Can you print every record below exactly as written?

Dataset excerpts

(begin)

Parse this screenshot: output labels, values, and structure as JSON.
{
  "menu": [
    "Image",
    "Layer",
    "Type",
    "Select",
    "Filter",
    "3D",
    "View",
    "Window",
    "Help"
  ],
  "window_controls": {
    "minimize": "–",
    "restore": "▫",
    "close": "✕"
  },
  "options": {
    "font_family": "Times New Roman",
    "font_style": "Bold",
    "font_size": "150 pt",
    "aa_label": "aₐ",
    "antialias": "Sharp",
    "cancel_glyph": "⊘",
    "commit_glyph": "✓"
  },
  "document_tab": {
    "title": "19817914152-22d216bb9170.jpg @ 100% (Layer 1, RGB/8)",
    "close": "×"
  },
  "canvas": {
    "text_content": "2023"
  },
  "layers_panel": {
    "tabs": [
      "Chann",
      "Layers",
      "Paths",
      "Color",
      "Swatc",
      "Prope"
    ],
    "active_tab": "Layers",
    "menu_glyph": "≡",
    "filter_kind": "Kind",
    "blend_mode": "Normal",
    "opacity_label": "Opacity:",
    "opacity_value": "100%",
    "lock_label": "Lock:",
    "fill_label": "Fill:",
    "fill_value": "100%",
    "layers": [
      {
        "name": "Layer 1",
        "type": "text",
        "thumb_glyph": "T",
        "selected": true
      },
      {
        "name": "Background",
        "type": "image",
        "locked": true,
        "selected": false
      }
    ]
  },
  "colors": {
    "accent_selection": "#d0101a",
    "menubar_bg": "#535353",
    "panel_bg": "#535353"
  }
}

(end)

→ THE RESPONSE
Parse this screenshot: output labels, values, and structure as JSON.
{
  "menu": [
    "Image",
    "Layer",
    "Type",
    "Select",
    "Filter",
    "3D",
    "View",
    "Window",
    "Help"
  ],
  "window_controls": {
    "minimize": "–",
    "restore": "▫",
    "close": "✕"
  },
  "options": {
    "font_family": "Times New Roman",
    "font_style": "Bold",
    "font_size": "150 pt",
    "aa_label": "aₐ",
    "antialias": "Sharp",
    "cancel_glyph": "⊘",
    "commit_glyph": "✓"
  },
  "document_tab": {
    "title": "19817914152-22d216bb9170.jpg @ 100% (Layer 1, RGB/8)",
    "close": "×"
  },
  "canvas": {
    "text_content": "2023"
  },
  "layers_panel": {
    "tabs": [
      "Chann",
      "Layers",
      "Paths",
      "Color",
      "Swatc",
      "Prope"
    ],
    "active_tab": "Layers",
    "menu_glyph": "≡",
    "filter_kind": "Kind",
    "blend_mode": "Normal",
    "opacity_label": "Opacity:",
    "opacity_value": "100%",
    "lock_label": "Lock:",
    "fill_label": "Fill:",
    "fill_value": "100%",
    "layers": [
      {
        "name": "Layer 1",
        "type": "text",
        "thumb_glyph": "T",
        "selected": true
      },
      {
        "name": "Background",
        "type": "image",
        "locked": true,
        "selected": false
      }
    ]
  },
  "colors": {
    "accent_selection": "#d0101a",
    "menubar_bg": "#535353",
    "panel_bg": "#535353"
  }
}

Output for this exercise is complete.